* _Given text_:
[start]

In complicated DMA pipelines such as graphics (multimedia, camera, gpu, display)
a consumer of a buffer needs to know when the producer has finished producing
it.  Likewise the producer needs to know when the consumer is finished with the
buffer so it can reuse it.  A particular buffer may be consumed by multiple
consumers which will retain the buffer for different amounts of time.  In
addition, a consumer may consume multiple buffers atomically.
The sync framework adds an API which allows synchronization between the
producers and consumers in a generic way while also allowing platforms which
have shared hardware synchronization primitives to exploit them.

Goals:
	* provide a generic API for expressing synchronization dependencies
	* allow drivers to exploit hardware synchronization between hardware
	  blocks
	* provide a userspace API that allows a compositor to manage
	  dependencies.
	* provide rich telemetry data to allow debugging slowdowns and stalls of
	   the graphics pipeline.

[end]

* _Record list_:
[start]

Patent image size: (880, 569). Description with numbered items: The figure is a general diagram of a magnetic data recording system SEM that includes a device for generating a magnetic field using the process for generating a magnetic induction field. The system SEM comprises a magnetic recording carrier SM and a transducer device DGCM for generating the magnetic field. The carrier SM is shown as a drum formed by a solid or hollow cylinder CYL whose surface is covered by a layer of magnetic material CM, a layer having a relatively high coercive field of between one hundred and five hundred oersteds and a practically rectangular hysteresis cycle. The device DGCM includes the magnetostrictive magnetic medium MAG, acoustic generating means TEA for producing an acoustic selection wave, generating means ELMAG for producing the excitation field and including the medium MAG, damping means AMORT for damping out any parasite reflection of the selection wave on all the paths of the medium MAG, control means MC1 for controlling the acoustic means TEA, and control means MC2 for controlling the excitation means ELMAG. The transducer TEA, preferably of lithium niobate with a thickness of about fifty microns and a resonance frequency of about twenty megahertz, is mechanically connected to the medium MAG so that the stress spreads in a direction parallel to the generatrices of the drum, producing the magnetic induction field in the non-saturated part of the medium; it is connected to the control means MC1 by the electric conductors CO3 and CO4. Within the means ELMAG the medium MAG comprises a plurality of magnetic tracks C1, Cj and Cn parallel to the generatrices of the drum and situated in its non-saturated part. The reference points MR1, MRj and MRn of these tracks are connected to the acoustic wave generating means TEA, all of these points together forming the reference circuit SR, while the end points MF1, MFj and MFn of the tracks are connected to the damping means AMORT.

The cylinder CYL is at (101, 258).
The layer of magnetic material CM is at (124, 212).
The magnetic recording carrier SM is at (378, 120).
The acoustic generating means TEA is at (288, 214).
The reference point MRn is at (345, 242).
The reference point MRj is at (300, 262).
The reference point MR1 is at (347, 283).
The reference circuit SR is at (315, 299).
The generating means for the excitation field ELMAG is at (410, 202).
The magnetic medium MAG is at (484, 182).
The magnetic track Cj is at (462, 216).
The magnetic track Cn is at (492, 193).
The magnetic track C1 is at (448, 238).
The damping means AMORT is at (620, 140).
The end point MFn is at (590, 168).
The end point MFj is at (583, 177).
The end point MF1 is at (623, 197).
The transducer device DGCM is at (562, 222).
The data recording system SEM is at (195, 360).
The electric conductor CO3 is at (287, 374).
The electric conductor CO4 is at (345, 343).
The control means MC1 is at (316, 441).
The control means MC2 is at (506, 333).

[end]

* _Exercise description_: Using the sync framework text above, decide whether each statement agrees with it: (a) a buffer with several consumers is retained by each of them for the same amount of time; (b) one stated goal is a userspace API that lets a compositor manage dependencies; (c) platforms with shared hardware synchronization primitives are allowed to exploit them. Answer yes or no for each and quote the deciding words.

* _The reply_:
(a) No: "multiple consumers which will retain the buffer for different amounts of time."
(b) Yes: "provide a userspace API that allows a compositor to manage dependencies."
(c) Yes: "allowing platforms which have shared hardware synchronization primitives to exploit them."